O simbolismo nos remete ao simbolismo do Budismo, onde cada objeto e posição do mesmo tem um sginificado, bem como as cores e os alimentos.  Símbolos este que sempre fazem nos lembrar da condição humana, dos sofrimentos, das alegrias, da superação dos obstáculos, da purificação do mundano para o metafísico.

No fim, entendi cada vez mais a frase de Sua Santidade, o Dalai Lama: "O mundo não precisa de mais budistas, precisa de mais Budas, venham da religião que for!" e acho que essa é a essência dos verdadeiros budistas: não vilipendiar as doutrinas alheias e buscar a união e a paz entre todas elas.

Desta forma, cada vez mais quando vejo alguém dizendo que é "dono do Verdadeiro Budismo" e tenta denegrir tradições seculares do Budismo com ensejos financeiros e espúrios, ou mesmo, criticar as demais religiões tradicionais de maneira proselitista para angariar adeptos financistas para sua causa brancaleônica, a vontade que tenho é de simplesmente contemplar a ação e esperar o karma agir, porque a volta dessas ações, no meu ver, serão arrasadoras.

** Informações fornecidas **
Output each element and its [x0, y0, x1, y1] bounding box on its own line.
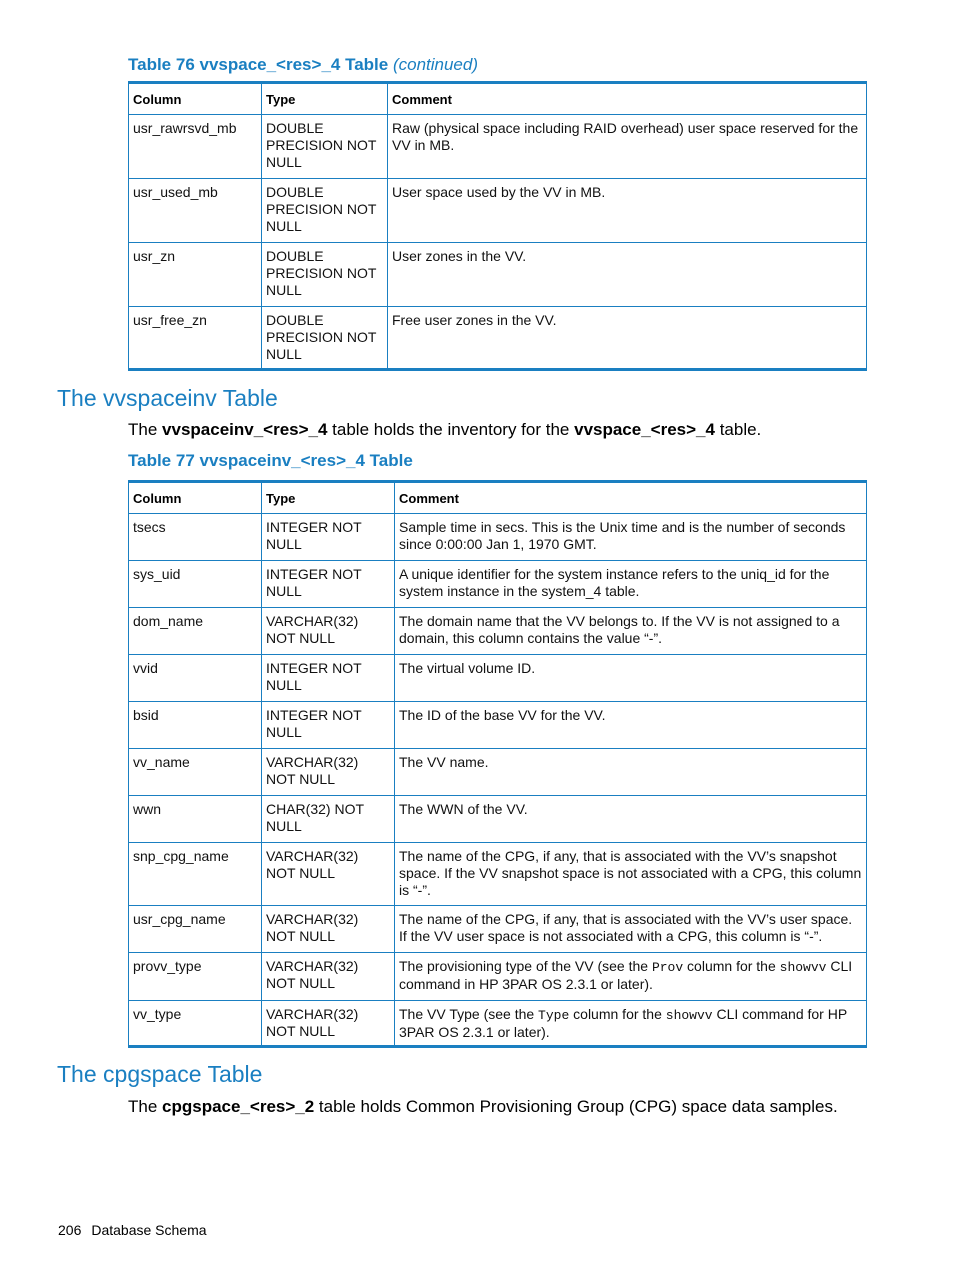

** Detalhes da tarefa **
Resuma em três frases o texto sobre o simbolismo no Budismo. Os dados constituem um material à parte.

** Tarefa concluída **
O texto associa o simbolismo ao do Budismo, no qual cada objeto, posição, cor e alimento tem um significado que lembra a condição humana, os sofrimentos, as alegrias e a purificação do mundano para o metafísico. Cita a frase do Dalai Lama segundo a qual o mundo precisa de mais Budas, e não de mais budistas, e afirma que os verdadeiros budistas não vilipendiam as doutrinas alheias e buscam a união e a paz entre elas. Diante de quem se diz dono do verdadeiro Budismo e ataca outras tradições ou religiões por interesses financeiros, o texto expressa a vontade de apenas contemplar e esperar o karma agir.